### DIRECTIONS FOR THIS TASK
Exactly reproduce each record listed below.

**** DATA EXTRACT ****

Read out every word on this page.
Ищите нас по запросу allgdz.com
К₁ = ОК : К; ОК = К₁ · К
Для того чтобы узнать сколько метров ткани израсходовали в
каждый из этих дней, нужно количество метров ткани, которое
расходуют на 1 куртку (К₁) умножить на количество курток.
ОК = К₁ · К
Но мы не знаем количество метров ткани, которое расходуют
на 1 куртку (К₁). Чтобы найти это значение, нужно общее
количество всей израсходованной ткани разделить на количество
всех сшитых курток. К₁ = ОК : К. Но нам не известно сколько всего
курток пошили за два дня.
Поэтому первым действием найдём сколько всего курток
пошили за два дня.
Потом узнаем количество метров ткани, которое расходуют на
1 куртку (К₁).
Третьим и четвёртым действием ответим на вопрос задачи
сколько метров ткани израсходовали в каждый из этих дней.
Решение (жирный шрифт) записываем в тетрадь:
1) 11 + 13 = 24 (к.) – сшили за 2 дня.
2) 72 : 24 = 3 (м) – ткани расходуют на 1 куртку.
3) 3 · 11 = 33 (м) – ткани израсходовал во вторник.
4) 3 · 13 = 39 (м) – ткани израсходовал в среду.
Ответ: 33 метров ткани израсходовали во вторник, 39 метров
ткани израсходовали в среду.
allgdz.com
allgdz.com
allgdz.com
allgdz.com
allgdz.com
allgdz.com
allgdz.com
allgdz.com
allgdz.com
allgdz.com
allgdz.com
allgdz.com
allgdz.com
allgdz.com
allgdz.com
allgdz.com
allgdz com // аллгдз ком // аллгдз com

****

### PROBLEM SOLUTION
Read out every word on this page.
Ищите нас по запросу allgdz.com
К₁ = ОК : К; ОК = К₁ · К
Для того чтобы узнать сколько метров ткани израсходовали в
каждый из этих дней, нужно количество метров ткани, которое
расходуют на 1 куртку (К₁) умножить на количество курток.
ОК = К₁ · К
Но мы не знаем количество метров ткани, которое расходуют
на 1 куртку (К₁). Чтобы найти это значение, нужно общее
количество всей израсходованной ткани разделить на количество
всех сшитых курток. К₁ = ОК : К. Но нам не известно сколько всего
курток пошили за два дня.
Поэтому первым действием найдём сколько всего курток
пошили за два дня.
Потом узнаем количество метров ткани, которое расходуют на
1 куртку (К₁).
Третьим и четвёртым действием ответим на вопрос задачи
сколько метров ткани израсходовали в каждый из этих дней.
Решение (жирный шрифт) записываем в тетрадь:
1) 11 + 13 = 24 (к.) – сшили за 2 дня.
2) 72 : 24 = 3 (м) – ткани расходуют на 1 куртку.
3) 3 · 11 = 33 (м) – ткани израсходовал во вторник.
4) 3 · 13 = 39 (м) – ткани израсходовал в среду.
Ответ: 33 метров ткани израсходовали во вторник, 39 метров
ткани израсходовали в среду.
allgdz.com
allgdz.com
allgdz.com
allgdz.com
allgdz.com
allgdz.com
allgdz.com
allgdz.com
allgdz.com
allgdz.com
allgdz.com
allgdz.com
allgdz.com
allgdz.com
allgdz.com
allgdz.com
allgdz com // аллгдз ком // аллгдз com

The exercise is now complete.